- Problem description:
Swap every "Sales by Item" in the material below for "Revenue by Item", and keep all other lines unchanged.

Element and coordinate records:

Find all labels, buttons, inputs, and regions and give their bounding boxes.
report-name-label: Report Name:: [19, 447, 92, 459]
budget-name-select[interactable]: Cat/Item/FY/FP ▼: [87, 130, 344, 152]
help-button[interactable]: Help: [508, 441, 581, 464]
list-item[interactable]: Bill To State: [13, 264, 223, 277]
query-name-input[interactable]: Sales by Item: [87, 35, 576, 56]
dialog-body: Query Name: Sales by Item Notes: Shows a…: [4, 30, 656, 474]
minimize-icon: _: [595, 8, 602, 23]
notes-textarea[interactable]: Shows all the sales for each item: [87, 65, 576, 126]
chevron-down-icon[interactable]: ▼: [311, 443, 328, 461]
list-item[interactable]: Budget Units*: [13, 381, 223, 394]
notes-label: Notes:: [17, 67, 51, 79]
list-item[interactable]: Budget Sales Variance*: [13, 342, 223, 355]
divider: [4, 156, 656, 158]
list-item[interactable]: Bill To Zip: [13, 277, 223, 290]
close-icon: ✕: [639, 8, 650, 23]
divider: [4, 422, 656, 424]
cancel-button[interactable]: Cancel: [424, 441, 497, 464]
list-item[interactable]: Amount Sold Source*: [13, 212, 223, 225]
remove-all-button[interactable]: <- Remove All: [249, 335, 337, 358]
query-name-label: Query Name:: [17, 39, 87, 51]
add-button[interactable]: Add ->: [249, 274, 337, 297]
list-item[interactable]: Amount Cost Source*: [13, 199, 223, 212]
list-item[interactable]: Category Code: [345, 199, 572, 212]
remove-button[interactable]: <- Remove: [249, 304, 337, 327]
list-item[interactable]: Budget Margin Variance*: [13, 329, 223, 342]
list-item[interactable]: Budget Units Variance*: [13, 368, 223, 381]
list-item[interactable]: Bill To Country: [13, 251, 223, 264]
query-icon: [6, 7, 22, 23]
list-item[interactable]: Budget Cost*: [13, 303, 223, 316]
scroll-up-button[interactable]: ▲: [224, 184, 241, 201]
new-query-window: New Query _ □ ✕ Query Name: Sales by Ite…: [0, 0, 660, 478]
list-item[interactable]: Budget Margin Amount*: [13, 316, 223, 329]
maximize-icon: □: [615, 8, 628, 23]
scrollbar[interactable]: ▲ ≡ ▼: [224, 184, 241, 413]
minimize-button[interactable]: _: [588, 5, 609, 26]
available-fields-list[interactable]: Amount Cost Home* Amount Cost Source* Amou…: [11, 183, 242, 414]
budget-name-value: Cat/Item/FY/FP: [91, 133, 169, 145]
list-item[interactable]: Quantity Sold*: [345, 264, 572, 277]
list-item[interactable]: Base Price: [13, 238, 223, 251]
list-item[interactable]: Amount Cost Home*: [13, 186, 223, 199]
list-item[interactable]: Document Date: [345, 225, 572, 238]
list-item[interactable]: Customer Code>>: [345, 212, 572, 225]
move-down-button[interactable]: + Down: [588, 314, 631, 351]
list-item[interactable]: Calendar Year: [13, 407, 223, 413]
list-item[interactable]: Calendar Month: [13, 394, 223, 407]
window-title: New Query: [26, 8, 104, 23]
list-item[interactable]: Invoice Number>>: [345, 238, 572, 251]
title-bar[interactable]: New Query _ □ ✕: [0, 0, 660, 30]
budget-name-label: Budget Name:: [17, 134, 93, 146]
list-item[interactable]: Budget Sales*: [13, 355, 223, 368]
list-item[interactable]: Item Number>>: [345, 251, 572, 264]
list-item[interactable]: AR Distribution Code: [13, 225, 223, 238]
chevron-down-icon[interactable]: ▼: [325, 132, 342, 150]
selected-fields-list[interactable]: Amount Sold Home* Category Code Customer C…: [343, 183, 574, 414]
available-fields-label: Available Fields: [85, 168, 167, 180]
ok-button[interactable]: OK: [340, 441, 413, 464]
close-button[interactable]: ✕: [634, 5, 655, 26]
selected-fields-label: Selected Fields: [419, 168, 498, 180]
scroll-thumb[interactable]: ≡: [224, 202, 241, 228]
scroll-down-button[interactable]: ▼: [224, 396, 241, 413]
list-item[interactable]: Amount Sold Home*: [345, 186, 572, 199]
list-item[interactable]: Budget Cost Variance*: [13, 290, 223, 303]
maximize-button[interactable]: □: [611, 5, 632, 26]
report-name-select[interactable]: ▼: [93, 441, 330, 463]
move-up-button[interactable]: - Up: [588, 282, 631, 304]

- Final answer:
Find all labels, buttons, inputs, and regions and give their bounding boxes.
report-name-label: Report Name:: [19, 447, 92, 459]
budget-name-select[interactable]: Cat/Item/FY/FP ▼: [87, 130, 344, 152]
help-button[interactable]: Help: [508, 441, 581, 464]
list-item[interactable]: Bill To State: [13, 264, 223, 277]
query-name-input[interactable]: Revenue by Item: [87, 35, 576, 56]
dialog-body: Query Name: Revenue by Item Notes: Shows a…: [4, 30, 656, 474]
minimize-icon: _: [595, 8, 602, 23]
notes-textarea[interactable]: Shows all the sales for each item: [87, 65, 576, 126]
chevron-down-icon[interactable]: ▼: [311, 443, 328, 461]
list-item[interactable]: Budget Units*: [13, 381, 223, 394]
notes-label: Notes:: [17, 67, 51, 79]
list-item[interactable]: Budget Sales Variance*: [13, 342, 223, 355]
divider: [4, 156, 656, 158]
list-item[interactable]: Bill To Zip: [13, 277, 223, 290]
close-icon: ✕: [639, 8, 650, 23]
divider: [4, 422, 656, 424]
cancel-button[interactable]: Cancel: [424, 441, 497, 464]
list-item[interactable]: Amount Sold Source*: [13, 212, 223, 225]
remove-all-button[interactable]: <- Remove All: [249, 335, 337, 358]
query-name-label: Query Name:: [17, 39, 87, 51]
add-button[interactable]: Add ->: [249, 274, 337, 297]
list-item[interactable]: Amount Cost Source*: [13, 199, 223, 212]
list-item[interactable]: Category Code: [345, 199, 572, 212]
remove-button[interactable]: <- Remove: [249, 304, 337, 327]
list-item[interactable]: Budget Margin Variance*: [13, 329, 223, 342]
list-item[interactable]: Budget Units Variance*: [13, 368, 223, 381]
list-item[interactable]: Bill To Country: [13, 251, 223, 264]
query-icon: [6, 7, 22, 23]
list-item[interactable]: Budget Cost*: [13, 303, 223, 316]
scroll-up-button[interactable]: ▲: [224, 184, 241, 201]
new-query-window: New Query _ □ ✕ Query Name: Sales by Ite…: [0, 0, 660, 478]
list-item[interactable]: Budget Margin Amount*: [13, 316, 223, 329]
maximize-icon: □: [615, 8, 628, 23]
scrollbar[interactable]: ▲ ≡ ▼: [224, 184, 241, 413]
minimize-button[interactable]: _: [588, 5, 609, 26]
available-fields-list[interactable]: Amount Cost Home* Amount Cost Source* Amou…: [11, 183, 242, 414]
budget-name-value: Cat/Item/FY/FP: [91, 133, 169, 145]
list-item[interactable]: Quantity Sold*: [345, 264, 572, 277]
list-item[interactable]: Base Price: [13, 238, 223, 251]
list-item[interactable]: Amount Cost Home*: [13, 186, 223, 199]
list-item[interactable]: Document Date: [345, 225, 572, 238]
list-item[interactable]: Customer Code>>: [345, 212, 572, 225]
move-down-button[interactable]: + Down: [588, 314, 631, 351]
list-item[interactable]: Calendar Year: [13, 407, 223, 413]
list-item[interactable]: Calendar Month: [13, 394, 223, 407]
window-title: New Query: [26, 8, 104, 23]
list-item[interactable]: Invoice Number>>: [345, 238, 572, 251]
title-bar[interactable]: New Query _ □ ✕: [0, 0, 660, 30]
budget-name-label: Budget Name:: [17, 134, 93, 146]
list-item[interactable]: Budget Sales*: [13, 355, 223, 368]
list-item[interactable]: Item Number>>: [345, 251, 572, 264]
list-item[interactable]: AR Distribution Code: [13, 225, 223, 238]
chevron-down-icon[interactable]: ▼: [325, 132, 342, 150]
selected-fields-list[interactable]: Amount Sold Home* Category Code Customer C…: [343, 183, 574, 414]
available-fields-label: Available Fields: [85, 168, 167, 180]
ok-button[interactable]: OK: [340, 441, 413, 464]
close-button[interactable]: ✕: [634, 5, 655, 26]
selected-fields-label: Selected Fields: [419, 168, 498, 180]
scroll-thumb[interactable]: ≡: [224, 202, 241, 228]
scroll-down-button[interactable]: ▼: [224, 396, 241, 413]
list-item[interactable]: Amount Sold Home*: [345, 186, 572, 199]
list-item[interactable]: Budget Cost Variance*: [13, 290, 223, 303]
maximize-button[interactable]: □: [611, 5, 632, 26]
report-name-select[interactable]: ▼: [93, 441, 330, 463]
move-up-button[interactable]: - Up: [588, 282, 631, 304]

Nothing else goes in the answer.